* START Passage *

Academic journal article Journal of Thought

The Role of Authentic Communication in Moral Development and Transformative Education: Reflections on a Case Study

Academic journal article Journal of Thought

The Role of Authentic Communication in Moral Development and Transformative Education: Reflections on a Case Study

Article excerpt


In 2005, this author undertook a case study of a moral education/community development program in a public high school in North Carolina. Given a long-standing interest in transformative education, (1) and reports received of the program's remarkable success in promoting moral motivation and a profound sense of community among high school students from normally estranged racial and socioeconomic groups, I sought to understand the transformative experiences program participants reported having and how the program's curriculum and pedagogy might be promoting such transformation. The resulting case study became my dissertation, to which the reader interested in more of the study's details than are included in this article may refer (Cotten, 2009).

Data collection for this study began in the fall of 2005 when the program's founder invited this author to observe a number of workshops (i.e., the core of the educational experience the program provided). At approximately the same time, I also became acquainted with and increasingly interested in psychologist Mustakova-Possardt's (1998; 2003; 2004) research on the development of "critical moral consciousness" (CMC). I was especially interested in the unusually holistic characterization her theory provides of how moral motivation and critical consciousness develop in people who dedicate themselves to social service. My study of the program thus came to focus on two research questions: (1) Could the transformations some of the program participants reported experiencing (in their senses of identity, responsibility and agency, and ways of relating to others) be usefully understood as instances of CMC development? and (2) If so, how might the program's curriculum and pedagogy have contributed to this development?

* END Passage *
* START Material *

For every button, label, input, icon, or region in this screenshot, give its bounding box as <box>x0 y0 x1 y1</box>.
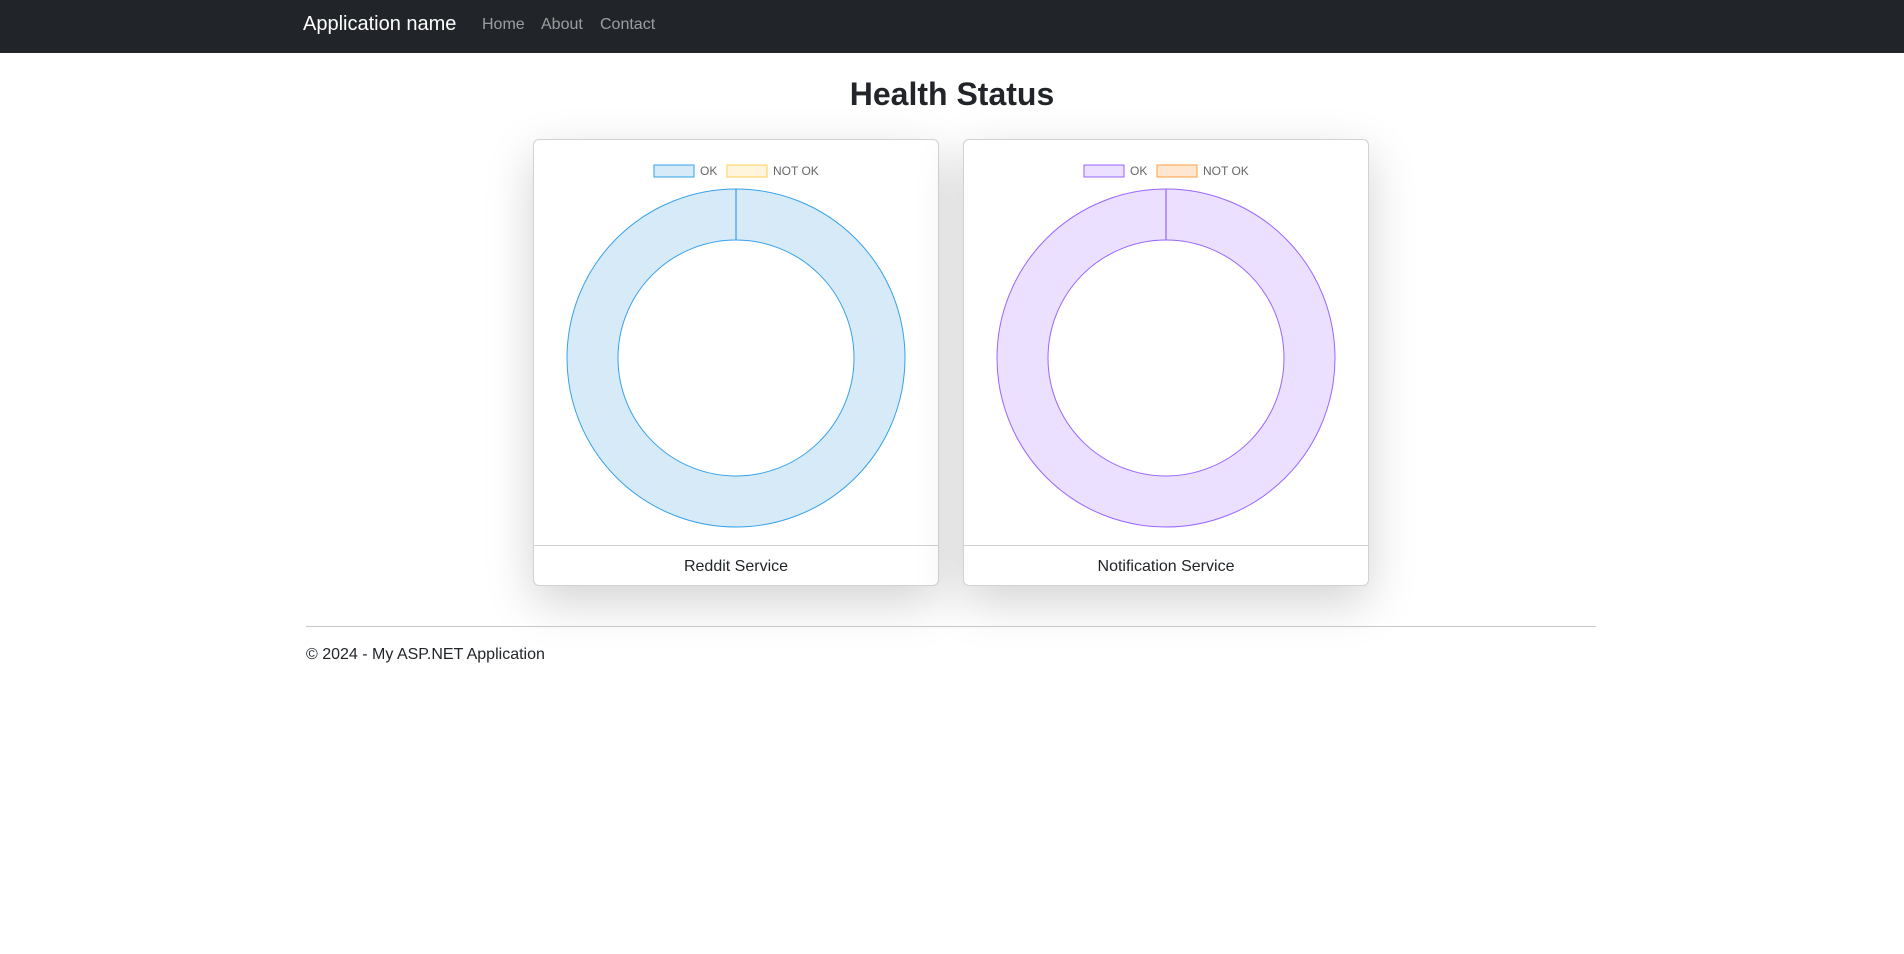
service-card-reddit: OK NOT OK Reddit Service <box>533 139 939 586</box>
card-body: OK NOT OK <box>534 140 938 545</box>
legend-label: NOT OK <box>1203 164 1249 178</box>
legend-swatch <box>1083 164 1125 178</box>
legend-swatch <box>726 164 768 178</box>
legend-swatch <box>653 164 695 178</box>
nav-link-home[interactable]: Home <box>482 16 525 34</box>
card-body: OK NOT OK <box>964 140 1368 545</box>
navbar: Application name Home About Contact <box>0 0 1904 53</box>
service-name: Reddit Service <box>534 545 938 585</box>
legend-label: NOT OK <box>773 164 819 178</box>
footer-copyright: © 2024 - My ASP.NET Application <box>306 646 545 663</box>
legend-item-ok[interactable]: OK <box>1083 164 1147 178</box>
doughnut-chart: OK NOT OK <box>996 164 1336 528</box>
page-title: Health Status <box>849 76 1055 112</box>
nav-link-about[interactable]: About <box>541 16 583 34</box>
doughnut-chart: OK NOT OK <box>566 164 906 528</box>
legend-swatch <box>1156 164 1198 178</box>
footer-divider <box>306 626 1596 627</box>
legend-item-not-ok[interactable]: NOT OK <box>726 164 819 178</box>
legend-item-not-ok[interactable]: NOT OK <box>1156 164 1249 178</box>
nav-link-contact[interactable]: Contact <box>600 16 655 34</box>
service-name: Notification Service <box>964 545 1368 585</box>
legend-label: OK <box>1130 164 1147 178</box>
legend-label: OK <box>700 164 717 178</box>
brand-link[interactable]: Application name <box>303 13 456 36</box>
service-card-notification: OK NOT OK Notification Service <box>963 139 1369 586</box>
legend-item-ok[interactable]: OK <box>653 164 717 178</box>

* END Material *

** Tasks **
1. Please translate this sentence from the article into Spanish: "In 2005, this author undertook a case study of a moral education/community development program in a public high school in North Carolina."
2. According to the article, who invited the author to observe the program's workshops?

** Answers below **
1. En 2005, este autor emprendió un estudio de caso de un programa de educación moral/desarrollo comunitario en una escuela secundaria pública de Carolina del Norte.

2. The program's founder.